**Material provided**
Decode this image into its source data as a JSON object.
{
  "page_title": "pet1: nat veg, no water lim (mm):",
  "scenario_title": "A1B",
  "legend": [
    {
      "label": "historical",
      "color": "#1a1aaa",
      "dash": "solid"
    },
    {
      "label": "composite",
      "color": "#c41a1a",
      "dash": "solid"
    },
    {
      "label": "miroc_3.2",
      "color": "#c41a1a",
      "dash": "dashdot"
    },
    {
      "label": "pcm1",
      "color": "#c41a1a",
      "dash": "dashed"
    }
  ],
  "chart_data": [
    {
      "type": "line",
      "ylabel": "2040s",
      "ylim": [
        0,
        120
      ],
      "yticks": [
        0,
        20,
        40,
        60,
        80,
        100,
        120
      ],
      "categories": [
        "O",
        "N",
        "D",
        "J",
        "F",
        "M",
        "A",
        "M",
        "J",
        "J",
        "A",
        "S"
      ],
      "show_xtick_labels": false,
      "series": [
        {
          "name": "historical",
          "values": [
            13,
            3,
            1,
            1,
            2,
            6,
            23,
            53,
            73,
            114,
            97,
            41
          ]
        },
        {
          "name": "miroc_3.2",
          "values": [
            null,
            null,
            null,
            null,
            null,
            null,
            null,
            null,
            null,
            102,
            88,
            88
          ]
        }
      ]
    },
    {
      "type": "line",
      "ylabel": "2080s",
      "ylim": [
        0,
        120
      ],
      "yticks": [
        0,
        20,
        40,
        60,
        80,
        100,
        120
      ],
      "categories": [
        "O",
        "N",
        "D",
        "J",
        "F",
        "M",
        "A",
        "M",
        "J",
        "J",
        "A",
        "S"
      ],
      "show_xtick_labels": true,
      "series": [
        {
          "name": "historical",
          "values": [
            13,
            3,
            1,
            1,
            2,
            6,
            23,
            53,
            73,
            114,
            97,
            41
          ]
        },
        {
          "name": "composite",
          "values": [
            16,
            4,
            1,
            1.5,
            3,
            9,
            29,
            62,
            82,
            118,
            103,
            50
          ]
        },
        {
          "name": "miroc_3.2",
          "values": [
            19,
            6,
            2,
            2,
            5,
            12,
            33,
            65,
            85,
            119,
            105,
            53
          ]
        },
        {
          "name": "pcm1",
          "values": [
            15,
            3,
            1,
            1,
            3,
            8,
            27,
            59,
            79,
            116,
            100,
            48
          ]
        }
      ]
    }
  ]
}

**Written problem**
Quote each line above in full, word for word.

**Exercise answer**
Decode this image into its source data as a JSON object.
{
  "page_title": "pet1: nat veg, no water lim (mm):",
  "scenario_title": "A1B",
  "legend": [
    {
      "label": "historical",
      "color": "#1a1aaa",
      "dash": "solid"
    },
    {
      "label": "composite",
      "color": "#c41a1a",
      "dash": "solid"
    },
    {
      "label": "miroc_3.2",
      "color": "#c41a1a",
      "dash": "dashdot"
    },
    {
      "label": "pcm1",
      "color": "#c41a1a",
      "dash": "dashed"
    }
  ],
  "chart_data": [
    {
      "type": "line",
      "ylabel": "2040s",
      "ylim": [
        0,
        120
      ],
      "yticks": [
        0,
        20,
        40,
        60,
        80,
        100,
        120
      ],
      "categories": [
        "O",
        "N",
        "D",
        "J",
        "F",
        "M",
        "A",
        "M",
        "J",
        "J",
        "A",
        "S"
      ],
      "show_xtick_labels": false,
      "series": [
        {
          "name": "historical",
          "values": [
            13,
            3,
            1,
            1,
            2,
            6,
            23,
            53,
            73,
            114,
            97,
            41
          ]
        },
        {
          "name": "miroc_3.2",
          "values": [
            null,
            null,
            null,
            null,
            null,
            null,
            null,
            null,
            null,
            102,
            88,
            88
          ]
        }
      ]
    },
    {
      "type": "line",
      "ylabel": "2080s",
      "ylim": [
        0,
        120
      ],
      "yticks": [
        0,
        20,
        40,
        60,
        80,
        100,
        120
      ],
      "categories": [
        "O",
        "N",
        "D",
        "J",
        "F",
        "M",
        "A",
        "M",
        "J",
        "J",
        "A",
        "S"
      ],
      "show_xtick_labels": true,
      "series": [
        {
          "name": "historical",
          "values": [
            13,
            3,
            1,
            1,
            2,
            6,
            23,
            53,
            73,
            114,
            97,
            41
          ]
        },
        {
          "name": "composite",
          "values": [
            16,
            4,
            1,
            1.5,
            3,
            9,
            29,
            62,
            82,
            118,
            103,
            50
          ]
        },
        {
          "name": "miroc_3.2",
          "values": [
            19,
            6,
            2,
            2,
            5,
            12,
            33,
            65,
            85,
            119,
            105,
            53
          ]
        },
        {
          "name": "pcm1",
          "values": [
            15,
            3,
            1,
            1,
            3,
            8,
            27,
            59,
            79,
            116,
            100,
            48
          ]
        }
      ]
    }
  ]
}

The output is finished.